- _Your goal_:
Identify all lines in the listing that include the word "object", and copy them out.
>> Begin
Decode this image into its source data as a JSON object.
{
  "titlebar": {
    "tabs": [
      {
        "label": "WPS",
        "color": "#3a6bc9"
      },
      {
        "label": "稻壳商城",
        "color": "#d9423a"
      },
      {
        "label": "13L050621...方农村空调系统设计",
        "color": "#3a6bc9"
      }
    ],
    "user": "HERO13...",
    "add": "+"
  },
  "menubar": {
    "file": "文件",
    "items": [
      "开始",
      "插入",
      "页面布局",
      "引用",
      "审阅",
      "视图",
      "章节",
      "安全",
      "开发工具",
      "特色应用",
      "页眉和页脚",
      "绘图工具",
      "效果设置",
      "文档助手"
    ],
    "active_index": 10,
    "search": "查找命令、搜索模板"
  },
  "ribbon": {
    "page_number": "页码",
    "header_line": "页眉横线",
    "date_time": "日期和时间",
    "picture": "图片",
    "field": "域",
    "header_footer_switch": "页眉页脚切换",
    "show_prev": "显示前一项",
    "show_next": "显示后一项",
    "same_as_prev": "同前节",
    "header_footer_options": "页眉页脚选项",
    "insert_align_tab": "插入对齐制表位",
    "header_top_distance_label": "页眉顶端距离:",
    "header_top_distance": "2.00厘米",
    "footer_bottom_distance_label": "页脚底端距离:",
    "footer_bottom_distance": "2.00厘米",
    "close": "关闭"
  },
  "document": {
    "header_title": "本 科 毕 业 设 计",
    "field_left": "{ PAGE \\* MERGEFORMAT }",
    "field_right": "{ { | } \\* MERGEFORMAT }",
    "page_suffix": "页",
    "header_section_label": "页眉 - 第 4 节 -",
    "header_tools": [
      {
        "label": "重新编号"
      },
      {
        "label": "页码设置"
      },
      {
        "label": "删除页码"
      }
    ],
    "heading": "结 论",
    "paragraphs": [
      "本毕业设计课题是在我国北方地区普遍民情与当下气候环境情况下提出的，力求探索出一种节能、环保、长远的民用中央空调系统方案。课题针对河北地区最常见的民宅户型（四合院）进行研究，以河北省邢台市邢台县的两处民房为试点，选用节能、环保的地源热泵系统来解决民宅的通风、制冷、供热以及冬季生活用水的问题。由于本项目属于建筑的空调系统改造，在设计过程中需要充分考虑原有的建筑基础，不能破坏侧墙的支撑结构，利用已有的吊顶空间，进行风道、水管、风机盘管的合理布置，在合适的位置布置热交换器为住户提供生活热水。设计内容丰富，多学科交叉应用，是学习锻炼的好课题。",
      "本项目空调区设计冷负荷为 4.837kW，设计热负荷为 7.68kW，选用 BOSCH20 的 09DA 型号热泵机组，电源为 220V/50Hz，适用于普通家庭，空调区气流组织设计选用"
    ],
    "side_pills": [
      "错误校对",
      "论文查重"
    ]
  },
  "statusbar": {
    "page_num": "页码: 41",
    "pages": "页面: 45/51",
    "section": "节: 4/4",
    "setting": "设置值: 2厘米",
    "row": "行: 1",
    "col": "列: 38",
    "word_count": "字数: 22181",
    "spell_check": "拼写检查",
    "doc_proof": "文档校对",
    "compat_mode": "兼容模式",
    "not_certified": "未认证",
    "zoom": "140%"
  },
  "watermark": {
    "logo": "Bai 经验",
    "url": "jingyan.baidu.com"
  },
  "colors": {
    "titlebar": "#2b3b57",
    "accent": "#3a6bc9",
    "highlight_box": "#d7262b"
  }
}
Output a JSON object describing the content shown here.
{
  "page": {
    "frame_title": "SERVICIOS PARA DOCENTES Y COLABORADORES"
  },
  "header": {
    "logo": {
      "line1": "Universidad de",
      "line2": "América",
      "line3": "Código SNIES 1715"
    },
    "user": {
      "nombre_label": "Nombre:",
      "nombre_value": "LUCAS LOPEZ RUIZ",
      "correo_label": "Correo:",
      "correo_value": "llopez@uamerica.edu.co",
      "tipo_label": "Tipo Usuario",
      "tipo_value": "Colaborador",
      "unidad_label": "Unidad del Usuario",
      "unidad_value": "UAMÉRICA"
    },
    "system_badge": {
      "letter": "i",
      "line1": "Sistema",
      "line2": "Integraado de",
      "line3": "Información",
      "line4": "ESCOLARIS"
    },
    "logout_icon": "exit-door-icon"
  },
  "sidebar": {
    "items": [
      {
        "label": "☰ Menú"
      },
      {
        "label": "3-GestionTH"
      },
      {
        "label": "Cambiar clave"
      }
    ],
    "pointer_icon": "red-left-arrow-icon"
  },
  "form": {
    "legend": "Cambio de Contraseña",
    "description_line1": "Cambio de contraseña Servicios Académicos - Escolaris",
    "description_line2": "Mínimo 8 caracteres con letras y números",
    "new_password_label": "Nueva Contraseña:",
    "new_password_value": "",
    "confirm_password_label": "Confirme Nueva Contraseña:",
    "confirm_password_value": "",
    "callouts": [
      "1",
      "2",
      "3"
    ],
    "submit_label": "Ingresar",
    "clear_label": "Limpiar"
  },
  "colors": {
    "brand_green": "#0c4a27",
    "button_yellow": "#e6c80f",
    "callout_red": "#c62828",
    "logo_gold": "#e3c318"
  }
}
>> End
- _Output of the exercise_:
Decode this image into its source data as a JSON object.
Output a JSON object describing the content shown here.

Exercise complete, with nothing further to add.